[START EXTRACT TO READ]

# MedianTracker

## A pure Python module to track the median of a stream of values "on-line" in reasonably efficient
fashion.

Usage:

from mediantracker import MedianTracker
tracker = MedianTracker()
tracker.add(1)
tracker.add(2)
tracker.add(3)
assert tracker.lower_median() == 2
tracker.add(4)
assert tracker.upper_median() == 3

`MedianTracker` supports efficient median queries on and dynamic
additions to a list of values. It provides both the lower and upper median
of all values seen so far. Any `__cmp__()`-able object can be tracked,
in addition to numeric types. `add()` takes *log(n)* time for a tracker
with *n* items; `lower_median()` and `upper_median()` run in constant
time. Since all values must be stored, memory usage is proportional to the
number of values added (*O(n)*).

The values can be accessed via iteration over the `MedianTracker`,
though they are not ordered in any particular way:

sum = 0.0
for val in tracker:
sum += val
mean = sum / len(tracker)

[END EXTRACT TO READ]

- **WHAT YOU SHOULD DO**
Continue the MedianTracker module description from where it stops.

[START GIVEN DATA]

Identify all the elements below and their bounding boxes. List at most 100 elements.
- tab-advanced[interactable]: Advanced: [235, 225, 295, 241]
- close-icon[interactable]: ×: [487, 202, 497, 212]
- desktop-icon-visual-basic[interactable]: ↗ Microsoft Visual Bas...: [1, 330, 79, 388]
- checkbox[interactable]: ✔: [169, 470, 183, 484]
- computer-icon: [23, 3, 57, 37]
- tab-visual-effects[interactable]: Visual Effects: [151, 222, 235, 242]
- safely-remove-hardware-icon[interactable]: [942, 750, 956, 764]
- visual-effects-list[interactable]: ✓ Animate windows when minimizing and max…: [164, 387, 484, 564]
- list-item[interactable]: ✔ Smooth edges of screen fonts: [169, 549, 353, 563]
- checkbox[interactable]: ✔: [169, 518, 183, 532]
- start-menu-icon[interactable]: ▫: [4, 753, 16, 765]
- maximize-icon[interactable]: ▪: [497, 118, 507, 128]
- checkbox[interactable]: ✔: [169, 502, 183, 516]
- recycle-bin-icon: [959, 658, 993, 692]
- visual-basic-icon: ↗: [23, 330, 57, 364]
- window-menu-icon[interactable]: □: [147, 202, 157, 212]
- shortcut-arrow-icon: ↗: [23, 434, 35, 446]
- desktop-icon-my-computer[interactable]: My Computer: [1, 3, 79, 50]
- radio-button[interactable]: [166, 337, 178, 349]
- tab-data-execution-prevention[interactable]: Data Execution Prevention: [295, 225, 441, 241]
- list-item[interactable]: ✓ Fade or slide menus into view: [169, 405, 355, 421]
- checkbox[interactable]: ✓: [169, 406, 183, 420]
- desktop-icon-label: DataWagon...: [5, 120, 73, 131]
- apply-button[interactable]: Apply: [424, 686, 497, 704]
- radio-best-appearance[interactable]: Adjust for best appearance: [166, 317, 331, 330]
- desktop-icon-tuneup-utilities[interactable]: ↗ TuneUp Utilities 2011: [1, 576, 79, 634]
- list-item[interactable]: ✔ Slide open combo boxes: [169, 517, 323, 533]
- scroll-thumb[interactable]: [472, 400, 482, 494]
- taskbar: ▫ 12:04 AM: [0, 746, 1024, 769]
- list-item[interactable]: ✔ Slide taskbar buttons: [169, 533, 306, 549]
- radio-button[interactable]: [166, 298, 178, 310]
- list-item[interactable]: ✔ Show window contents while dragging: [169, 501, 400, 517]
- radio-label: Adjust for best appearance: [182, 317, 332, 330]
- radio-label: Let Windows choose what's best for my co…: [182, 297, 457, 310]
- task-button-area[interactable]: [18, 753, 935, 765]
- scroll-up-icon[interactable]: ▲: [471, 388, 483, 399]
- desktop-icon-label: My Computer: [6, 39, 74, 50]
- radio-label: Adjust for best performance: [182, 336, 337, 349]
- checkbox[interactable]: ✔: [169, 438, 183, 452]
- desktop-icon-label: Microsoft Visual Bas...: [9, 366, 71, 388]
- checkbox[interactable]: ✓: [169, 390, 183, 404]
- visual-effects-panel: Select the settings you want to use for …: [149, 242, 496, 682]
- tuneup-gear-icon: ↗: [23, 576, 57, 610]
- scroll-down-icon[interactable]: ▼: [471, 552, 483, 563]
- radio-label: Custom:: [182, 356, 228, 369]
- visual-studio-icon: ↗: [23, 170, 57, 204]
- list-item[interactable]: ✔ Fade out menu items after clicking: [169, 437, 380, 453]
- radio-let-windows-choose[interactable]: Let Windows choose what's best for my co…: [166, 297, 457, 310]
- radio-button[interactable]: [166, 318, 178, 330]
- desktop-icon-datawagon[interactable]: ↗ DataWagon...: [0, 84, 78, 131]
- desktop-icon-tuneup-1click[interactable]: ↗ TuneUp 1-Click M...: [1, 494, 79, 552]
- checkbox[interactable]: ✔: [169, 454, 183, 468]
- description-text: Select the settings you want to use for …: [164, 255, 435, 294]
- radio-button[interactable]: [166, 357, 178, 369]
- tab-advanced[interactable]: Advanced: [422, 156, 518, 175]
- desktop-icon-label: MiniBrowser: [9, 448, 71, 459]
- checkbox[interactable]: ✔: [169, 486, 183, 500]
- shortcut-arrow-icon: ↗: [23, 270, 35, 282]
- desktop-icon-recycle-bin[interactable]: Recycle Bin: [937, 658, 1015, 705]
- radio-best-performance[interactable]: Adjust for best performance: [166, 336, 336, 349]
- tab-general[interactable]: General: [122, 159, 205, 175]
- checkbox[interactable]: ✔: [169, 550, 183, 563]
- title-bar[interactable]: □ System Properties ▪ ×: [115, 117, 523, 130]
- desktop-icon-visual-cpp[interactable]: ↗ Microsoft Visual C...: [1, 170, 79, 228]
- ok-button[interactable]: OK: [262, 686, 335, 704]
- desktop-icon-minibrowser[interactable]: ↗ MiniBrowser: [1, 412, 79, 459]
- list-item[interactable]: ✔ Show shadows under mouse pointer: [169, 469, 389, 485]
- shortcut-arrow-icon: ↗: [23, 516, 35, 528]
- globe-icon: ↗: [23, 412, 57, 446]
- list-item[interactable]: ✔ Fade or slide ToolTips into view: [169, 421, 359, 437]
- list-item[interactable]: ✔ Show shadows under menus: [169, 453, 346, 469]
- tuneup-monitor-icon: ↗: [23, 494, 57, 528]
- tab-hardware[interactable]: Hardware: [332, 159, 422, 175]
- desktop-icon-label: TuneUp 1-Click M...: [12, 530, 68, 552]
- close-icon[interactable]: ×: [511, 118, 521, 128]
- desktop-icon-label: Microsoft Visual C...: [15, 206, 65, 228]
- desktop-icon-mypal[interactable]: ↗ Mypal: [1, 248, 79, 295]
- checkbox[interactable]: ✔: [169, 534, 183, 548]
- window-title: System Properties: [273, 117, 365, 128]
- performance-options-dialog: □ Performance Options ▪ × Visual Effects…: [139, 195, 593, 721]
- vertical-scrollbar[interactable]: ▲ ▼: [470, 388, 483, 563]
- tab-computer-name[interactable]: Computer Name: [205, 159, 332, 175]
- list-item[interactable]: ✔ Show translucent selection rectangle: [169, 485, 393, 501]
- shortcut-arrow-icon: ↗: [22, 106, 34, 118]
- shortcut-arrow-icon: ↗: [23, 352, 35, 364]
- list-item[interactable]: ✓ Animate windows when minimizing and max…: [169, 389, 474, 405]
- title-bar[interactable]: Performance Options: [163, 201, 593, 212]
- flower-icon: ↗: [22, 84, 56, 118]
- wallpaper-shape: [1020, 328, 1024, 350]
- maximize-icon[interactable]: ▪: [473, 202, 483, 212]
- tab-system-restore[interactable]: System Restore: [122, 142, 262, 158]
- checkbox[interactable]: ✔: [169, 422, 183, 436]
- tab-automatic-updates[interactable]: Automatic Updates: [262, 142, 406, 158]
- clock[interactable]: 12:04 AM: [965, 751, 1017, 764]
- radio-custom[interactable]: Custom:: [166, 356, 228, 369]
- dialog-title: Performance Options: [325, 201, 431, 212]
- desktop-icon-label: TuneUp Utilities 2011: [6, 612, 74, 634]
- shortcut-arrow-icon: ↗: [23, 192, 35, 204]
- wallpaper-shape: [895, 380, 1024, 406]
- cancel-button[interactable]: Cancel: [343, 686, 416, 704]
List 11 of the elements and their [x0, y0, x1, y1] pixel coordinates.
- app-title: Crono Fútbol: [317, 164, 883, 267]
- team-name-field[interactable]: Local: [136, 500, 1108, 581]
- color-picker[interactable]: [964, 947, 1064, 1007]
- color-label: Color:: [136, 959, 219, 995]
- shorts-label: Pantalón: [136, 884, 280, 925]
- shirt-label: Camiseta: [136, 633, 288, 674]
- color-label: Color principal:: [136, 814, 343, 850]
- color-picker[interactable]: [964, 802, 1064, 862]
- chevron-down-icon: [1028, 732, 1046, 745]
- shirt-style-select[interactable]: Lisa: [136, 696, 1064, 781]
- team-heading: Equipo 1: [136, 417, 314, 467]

[END GIVEN DATA]

- **RESULT**
Use this module if you are processing values "on-line," one at a time, as
they arrive, and need to know the new median after each new value (or
batch of values). If you just want the median of a whole list, there are
much more efficient linear-time median (or more general k-th smallest
selection) algorithms. Using this module will take *O(nlogn)* time and an
extra *O(n)* space to compute the median of *n* items. On the other hand,
a `MedianTracker` will only take *O(nlogn + m)* time for any sequence of
*n* adds and *m* median queries, whereas running a traditional
non-incremental median algorithm *m* times would take *O(n*m)*.

Finally, some sources define the median of an even-length list to be the
average of the middle two values. This is easily and efficiently computed
(in constant time):

tracker = MedianTracker([1, 2, 3, 4])
median = (tracker.lower_median() + tracker.upper_median()) / 2.0
assert median == 2.5

`mediantracker`
can be installed via easy_install
or downloaded from SourceForge.